Output each entry below as it stands, leaving out every picture.
*** Material provided
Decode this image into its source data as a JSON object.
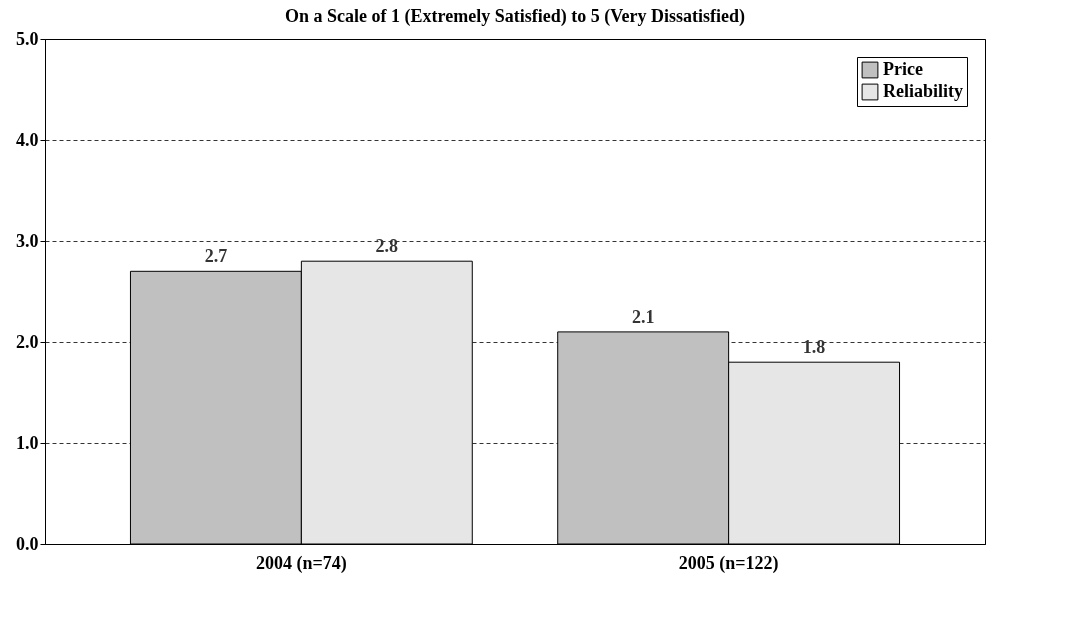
{
  "chart_data": {
    "type": "bar",
    "title": "On a Scale of 1 (Extremely Satisfied) to 5 (Very Dissatisfied)",
    "categories": [
      "2004 (n=74)",
      "2005 (n=122)"
    ],
    "series": [
      {
        "name": "Price",
        "color": "#c0c0c0",
        "values": [
          2.7,
          2.1
        ]
      },
      {
        "name": "Reliability",
        "color": "#e6e6e6",
        "values": [
          2.8,
          1.8
        ]
      }
    ],
    "ylim": [
      0,
      5
    ],
    "yticks": [
      {
        "value": 0,
        "label": "0.0"
      },
      {
        "value": 1,
        "label": "1.0"
      },
      {
        "value": 2,
        "label": "2.0"
      },
      {
        "value": 3,
        "label": "3.0"
      },
      {
        "value": 4,
        "label": "4.0"
      },
      {
        "value": 5,
        "label": "5.0"
      }
    ],
    "grid": "y",
    "line_style": "dashed",
    "data_labels": true,
    "legend": "top right"
  }
}
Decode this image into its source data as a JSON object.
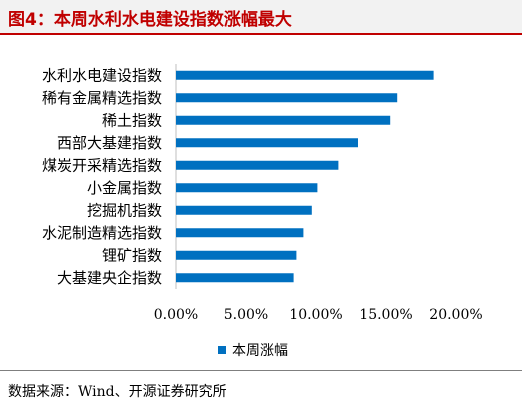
{
  "title": "图4：本周水利水电建设指数涨幅最大",
  "source": "数据来源：Wind、开源证券研究所",
  "colors": {
    "bar": "#0070c0",
    "title": "#c00000"
  },
  "chart_data": {
    "type": "bar",
    "orientation": "horizontal",
    "categories": [
      "水利水电建设指数",
      "稀有金属精选指数",
      "稀土指数",
      "西部大基建指数",
      "煤炭开采精选指数",
      "小金属指数",
      "挖掘机指数",
      "水泥制造精选指数",
      "锂矿指数",
      "大基建央企指数"
    ],
    "series": [
      {
        "name": "本周涨幅",
        "values": [
          18.4,
          15.8,
          15.3,
          13.0,
          11.6,
          10.1,
          9.7,
          9.1,
          8.6,
          8.4
        ]
      }
    ],
    "xlim": [
      0,
      20
    ],
    "xticks": [
      "0.00%",
      "5.00%",
      "10.00%",
      "15.00%",
      "20.00%"
    ],
    "grid": false,
    "legend": "bottom"
  }
}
******
* _Correct response_
Decode this image into its source data as a JSON object.
{
  "chart_data": {
    "type": "bar",
    "title": "On a Scale of 1 (Extremely Satisfied) to 5 (Very Dissatisfied)",
    "categories": [
      "2004 (n=74)",
      "2005 (n=122)"
    ],
    "series": [
      {
        "name": "Price",
        "color": "#c0c0c0",
        "values": [
          2.7,
          2.1
        ]
      },
      {
        "name": "Reliability",
        "color": "#e6e6e6",
        "values": [
          2.8,
          1.8
        ]
      }
    ],
    "ylim": [
      0,
      5
    ],
    "yticks": [
      {
        "value": 0,
        "label": "0.0"
      },
      {
        "value": 1,
        "label": "1.0"
      },
      {
        "value": 2,
        "label": "2.0"
      },
      {
        "value": 3,
        "label": "3.0"
      },
      {
        "value": 4,
        "label": "4.0"
      },
      {
        "value": 5,
        "label": "5.0"
      }
    ],
    "grid": "y",
    "line_style": "dashed",
    "data_labels": true,
    "legend": "top right"
  }
}
Decode this image into its source data as a JSON object.
{
  "title": "图4：本周水利水电建设指数涨幅最大",
  "source": "数据来源：Wind、开源证券研究所",
  "colors": {
    "bar": "#0070c0",
    "title": "#c00000"
  },
  "chart_data": {
    "type": "bar",
    "orientation": "horizontal",
    "categories": [
      "水利水电建设指数",
      "稀有金属精选指数",
      "稀土指数",
      "西部大基建指数",
      "煤炭开采精选指数",
      "小金属指数",
      "挖掘机指数",
      "水泥制造精选指数",
      "锂矿指数",
      "大基建央企指数"
    ],
    "series": [
      {
        "name": "本周涨幅",
        "values": [
          18.4,
          15.8,
          15.3,
          13.0,
          11.6,
          10.1,
          9.7,
          9.1,
          8.6,
          8.4
        ]
      }
    ],
    "xlim": [
      0,
      20
    ],
    "xticks": [
      "0.00%",
      "5.00%",
      "10.00%",
      "15.00%",
      "20.00%"
    ],
    "grid": false,
    "legend": "bottom"
  }
}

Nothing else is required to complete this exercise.